[START Exercise material]
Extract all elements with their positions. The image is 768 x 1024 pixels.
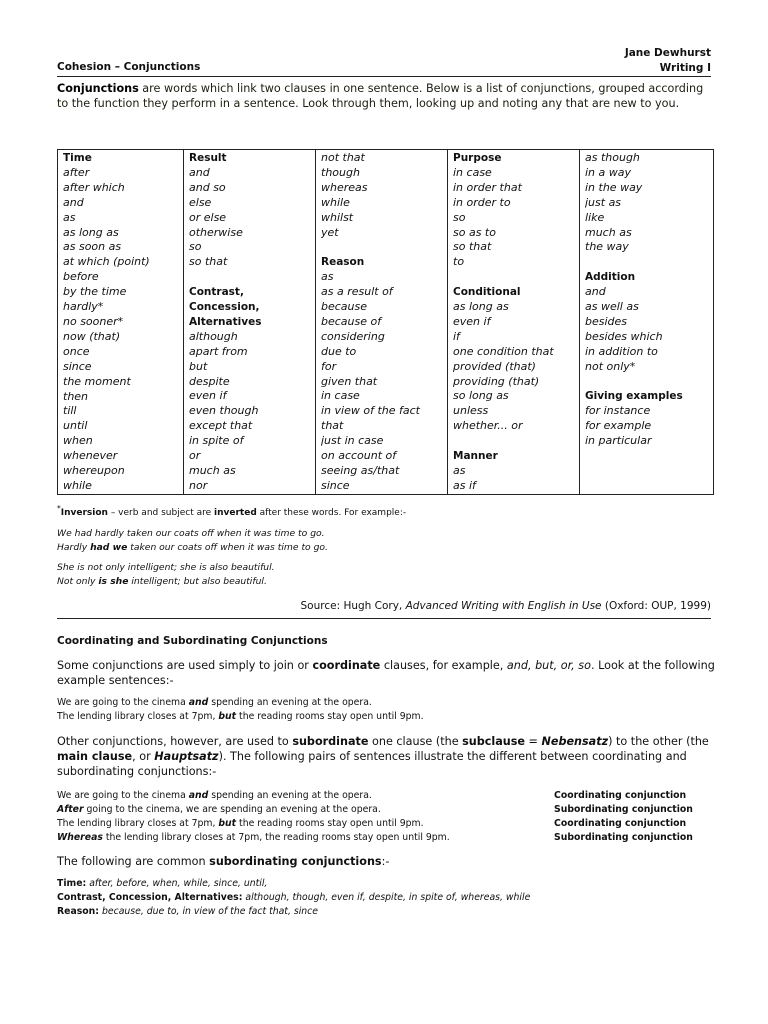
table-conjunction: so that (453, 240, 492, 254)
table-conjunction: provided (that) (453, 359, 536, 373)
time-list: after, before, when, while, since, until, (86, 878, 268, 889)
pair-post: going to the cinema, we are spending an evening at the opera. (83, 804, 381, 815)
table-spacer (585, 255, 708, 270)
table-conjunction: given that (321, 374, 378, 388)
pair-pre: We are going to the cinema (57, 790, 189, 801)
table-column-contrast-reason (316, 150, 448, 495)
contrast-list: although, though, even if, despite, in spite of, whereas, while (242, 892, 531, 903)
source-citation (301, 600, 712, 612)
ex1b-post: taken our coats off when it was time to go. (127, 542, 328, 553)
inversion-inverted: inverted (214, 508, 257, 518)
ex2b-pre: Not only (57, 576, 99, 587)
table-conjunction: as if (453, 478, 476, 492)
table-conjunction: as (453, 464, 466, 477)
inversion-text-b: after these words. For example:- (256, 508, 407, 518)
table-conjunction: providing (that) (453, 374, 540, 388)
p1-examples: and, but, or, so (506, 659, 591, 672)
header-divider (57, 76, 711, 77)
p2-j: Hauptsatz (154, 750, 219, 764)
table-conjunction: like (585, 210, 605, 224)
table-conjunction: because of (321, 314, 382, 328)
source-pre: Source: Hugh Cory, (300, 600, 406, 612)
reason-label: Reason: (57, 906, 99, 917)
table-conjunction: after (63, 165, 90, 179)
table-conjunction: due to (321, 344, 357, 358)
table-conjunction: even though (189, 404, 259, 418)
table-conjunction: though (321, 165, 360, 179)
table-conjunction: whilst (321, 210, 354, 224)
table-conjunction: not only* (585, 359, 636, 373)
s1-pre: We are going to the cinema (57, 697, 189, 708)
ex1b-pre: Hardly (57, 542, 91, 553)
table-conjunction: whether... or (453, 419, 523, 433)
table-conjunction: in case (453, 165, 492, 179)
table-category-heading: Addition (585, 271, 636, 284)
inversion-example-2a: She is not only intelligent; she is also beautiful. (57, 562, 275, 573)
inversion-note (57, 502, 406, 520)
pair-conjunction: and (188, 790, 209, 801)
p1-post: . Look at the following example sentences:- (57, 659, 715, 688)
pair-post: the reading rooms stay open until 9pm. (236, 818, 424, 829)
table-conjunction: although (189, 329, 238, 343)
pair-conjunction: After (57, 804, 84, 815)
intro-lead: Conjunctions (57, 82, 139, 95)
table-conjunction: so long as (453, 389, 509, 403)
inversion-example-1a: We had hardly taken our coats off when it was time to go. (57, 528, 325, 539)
[END Exercise material]
→ Exercise task
Please give every line above as a Markdown table with the columns Row and Line, numbering the rows and leaving out blank lines and pictures.

→ Solved exercise
| Row | Line |
|---|---|
| 1 | Extract all elements with their positions. The image is 768 x 1024 pixels. |
| 2 | table-conjunction: so that (453, 240, 492, 254) |
| 3 | table-conjunction: provided (that) (453, 359, 536, 373) |
| 4 | time-list: after, before, when, while, since, until, (86, 878, 268, 889) |
| 5 | pair-post: going to the cinema, we are spending an evening at the opera. (83, 804, 381, 815) |
| 6 | table-spacer (585, 255, 708, 270) |
| 7 | table-conjunction: given that (321, 374, 378, 388) |
| 8 | pair-pre: We are going to the cinema (57, 790, 189, 801) |
| 9 | table-column-contrast-reason (316, 150, 448, 495) |
| 10 | contrast-list: although, though, even if, despite, in spite of, whereas, while (242, 892, 531, 903) |
| 11 | source-citation (301, 600, 712, 612) |
| 12 | ex1b-post: taken our coats off when it was time to go. (127, 542, 328, 553) |
| 13 | inversion-inverted: inverted (214, 508, 257, 518) |
| 14 | ex2b-pre: Not only (57, 576, 99, 587) |
| 15 | table-conjunction: as if (453, 478, 476, 492) |
| 16 | table-conjunction: as (453, 464, 466, 477) |
| 17 | inversion-text-b: after these words. For example:- (256, 508, 407, 518) |
| 18 | table-conjunction: providing (that) (453, 374, 540, 388) |
| 19 | p1-examples: and, but, or, so (506, 659, 591, 672) |
| 20 | header-divider (57, 76, 711, 77) |
| 21 | p2-j: Hauptsatz (154, 750, 219, 764) |
| 22 | table-conjunction: like (585, 210, 605, 224) |
| 23 | table-conjunction: because of (321, 314, 382, 328) |
| 24 | source-pre: Source: Hugh Cory, (300, 600, 406, 612) |
| 25 | reason-label: Reason: (57, 906, 99, 917) |
| 26 | table-conjunction: after (63, 165, 90, 179) |
| 27 | table-conjunction: due to (321, 344, 357, 358) |
| 28 | table-conjunction: even though (189, 404, 259, 418) |
| 29 | table-conjunction: though (321, 165, 360, 179) |
| 30 | table-conjunction: whilst (321, 210, 354, 224) |
| 31 | table-conjunction: not only* (585, 359, 636, 373) |
| 32 | s1-pre: We are going to the cinema (57, 697, 189, 708) |
| 33 | ex1b-pre: Hardly (57, 542, 91, 553) |
| 34 | table-conjunction: whether... or (453, 419, 523, 433) |
| 35 | table-conjunction: in case (453, 165, 492, 179) |
| 36 | table-category-heading: Addition (585, 271, 636, 284) |
| 37 | inversion-example-2a: She is not only intelligent; she is also beautiful. (57, 562, 275, 573) |
| 38 | inversion-note (57, 502, 406, 520) |
| 39 | pair-conjunction: and (188, 790, 209, 801) |
| 40 | p1-post: . Look at the following example sentences:- (57, 659, 715, 688) |
| 41 | pair-post: the reading rooms stay open until 9pm. (236, 818, 424, 829) |
| 42 | table-conjunction: although (189, 329, 238, 343) |
| 43 | pair-conjunction: After (57, 804, 84, 815) |
| 44 | intro-lead: Conjunctions (57, 82, 139, 95) |
| 45 | table-conjunction: so long as (453, 389, 509, 403) |
| 46 | inversion-example-1a: We had hardly taken our coats off when it was time to go. (57, 528, 325, 539) |